> [Your objective] State how many lines of the entries hold the string "JSON". Reply with the number alone.

> [Data rows]
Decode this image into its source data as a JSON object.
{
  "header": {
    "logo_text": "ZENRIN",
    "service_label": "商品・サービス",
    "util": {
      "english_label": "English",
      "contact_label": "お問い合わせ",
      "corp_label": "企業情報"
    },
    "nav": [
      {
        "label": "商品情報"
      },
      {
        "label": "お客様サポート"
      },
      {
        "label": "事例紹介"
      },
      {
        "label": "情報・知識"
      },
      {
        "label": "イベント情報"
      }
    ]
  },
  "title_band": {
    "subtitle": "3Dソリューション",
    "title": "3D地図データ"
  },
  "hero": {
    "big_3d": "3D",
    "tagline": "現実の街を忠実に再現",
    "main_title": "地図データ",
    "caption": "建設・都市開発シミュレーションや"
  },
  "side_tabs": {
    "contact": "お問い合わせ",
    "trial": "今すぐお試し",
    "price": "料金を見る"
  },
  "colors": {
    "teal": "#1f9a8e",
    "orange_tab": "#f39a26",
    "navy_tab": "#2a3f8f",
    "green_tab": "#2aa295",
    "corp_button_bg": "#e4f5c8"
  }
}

==

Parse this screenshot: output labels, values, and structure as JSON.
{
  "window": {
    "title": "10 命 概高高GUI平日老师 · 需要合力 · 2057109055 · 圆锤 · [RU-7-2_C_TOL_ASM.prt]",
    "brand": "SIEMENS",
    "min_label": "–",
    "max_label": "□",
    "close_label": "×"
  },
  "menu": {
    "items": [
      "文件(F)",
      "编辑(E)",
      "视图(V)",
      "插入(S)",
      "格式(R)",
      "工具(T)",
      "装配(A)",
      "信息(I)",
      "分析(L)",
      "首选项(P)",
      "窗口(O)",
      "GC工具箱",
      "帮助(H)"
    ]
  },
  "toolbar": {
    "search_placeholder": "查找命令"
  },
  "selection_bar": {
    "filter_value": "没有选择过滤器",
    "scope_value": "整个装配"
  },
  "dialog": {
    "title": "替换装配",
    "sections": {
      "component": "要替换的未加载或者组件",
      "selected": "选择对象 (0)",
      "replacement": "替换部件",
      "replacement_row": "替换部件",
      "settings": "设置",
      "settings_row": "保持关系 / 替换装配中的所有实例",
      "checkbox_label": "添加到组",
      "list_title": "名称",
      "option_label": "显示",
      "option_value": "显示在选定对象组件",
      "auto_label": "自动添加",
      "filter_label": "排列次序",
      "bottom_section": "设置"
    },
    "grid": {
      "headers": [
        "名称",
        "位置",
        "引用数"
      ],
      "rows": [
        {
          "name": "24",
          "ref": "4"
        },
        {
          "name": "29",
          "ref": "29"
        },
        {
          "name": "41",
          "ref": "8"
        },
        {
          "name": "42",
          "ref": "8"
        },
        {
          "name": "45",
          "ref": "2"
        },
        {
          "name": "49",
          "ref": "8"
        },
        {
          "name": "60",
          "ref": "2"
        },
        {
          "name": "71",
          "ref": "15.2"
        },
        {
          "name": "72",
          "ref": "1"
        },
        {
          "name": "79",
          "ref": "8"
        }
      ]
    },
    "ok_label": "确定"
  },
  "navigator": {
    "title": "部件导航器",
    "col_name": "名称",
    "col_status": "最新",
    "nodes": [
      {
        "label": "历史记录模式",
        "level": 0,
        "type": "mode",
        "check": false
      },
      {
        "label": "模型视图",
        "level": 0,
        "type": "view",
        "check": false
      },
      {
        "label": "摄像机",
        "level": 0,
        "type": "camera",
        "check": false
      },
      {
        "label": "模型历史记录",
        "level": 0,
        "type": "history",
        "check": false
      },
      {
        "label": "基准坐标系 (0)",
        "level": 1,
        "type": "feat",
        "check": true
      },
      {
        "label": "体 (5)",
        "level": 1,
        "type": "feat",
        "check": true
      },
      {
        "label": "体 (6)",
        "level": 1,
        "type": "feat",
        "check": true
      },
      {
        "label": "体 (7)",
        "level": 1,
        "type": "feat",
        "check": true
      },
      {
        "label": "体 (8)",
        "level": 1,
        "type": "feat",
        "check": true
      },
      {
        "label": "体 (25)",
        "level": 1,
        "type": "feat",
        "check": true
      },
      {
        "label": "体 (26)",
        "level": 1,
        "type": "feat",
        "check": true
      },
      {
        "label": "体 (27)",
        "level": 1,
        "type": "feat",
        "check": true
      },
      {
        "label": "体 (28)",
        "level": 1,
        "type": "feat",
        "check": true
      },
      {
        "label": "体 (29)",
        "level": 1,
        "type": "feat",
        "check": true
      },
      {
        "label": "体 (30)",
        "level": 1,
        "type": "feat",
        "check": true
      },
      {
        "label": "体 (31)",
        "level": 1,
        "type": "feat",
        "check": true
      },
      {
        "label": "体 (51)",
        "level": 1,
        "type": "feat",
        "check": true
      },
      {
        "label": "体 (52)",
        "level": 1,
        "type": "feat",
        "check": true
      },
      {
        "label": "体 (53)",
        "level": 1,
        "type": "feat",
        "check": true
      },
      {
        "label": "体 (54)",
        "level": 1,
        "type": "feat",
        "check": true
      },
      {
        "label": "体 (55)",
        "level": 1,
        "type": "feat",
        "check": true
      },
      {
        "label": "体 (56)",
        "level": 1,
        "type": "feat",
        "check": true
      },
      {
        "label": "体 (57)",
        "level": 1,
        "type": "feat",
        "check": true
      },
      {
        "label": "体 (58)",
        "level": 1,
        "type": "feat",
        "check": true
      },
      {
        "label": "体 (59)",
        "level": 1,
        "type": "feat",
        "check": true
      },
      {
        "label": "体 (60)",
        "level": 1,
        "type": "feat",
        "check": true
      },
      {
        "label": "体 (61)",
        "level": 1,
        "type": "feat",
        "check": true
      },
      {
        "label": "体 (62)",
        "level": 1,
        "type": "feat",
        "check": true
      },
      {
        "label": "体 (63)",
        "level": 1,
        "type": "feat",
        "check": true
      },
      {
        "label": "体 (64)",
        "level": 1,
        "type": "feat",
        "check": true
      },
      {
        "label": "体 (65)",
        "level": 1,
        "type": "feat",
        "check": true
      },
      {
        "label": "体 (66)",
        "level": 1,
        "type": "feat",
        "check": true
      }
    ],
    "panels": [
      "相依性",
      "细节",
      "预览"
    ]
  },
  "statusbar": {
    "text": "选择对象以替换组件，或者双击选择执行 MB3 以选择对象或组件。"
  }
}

> [Result for this task] 2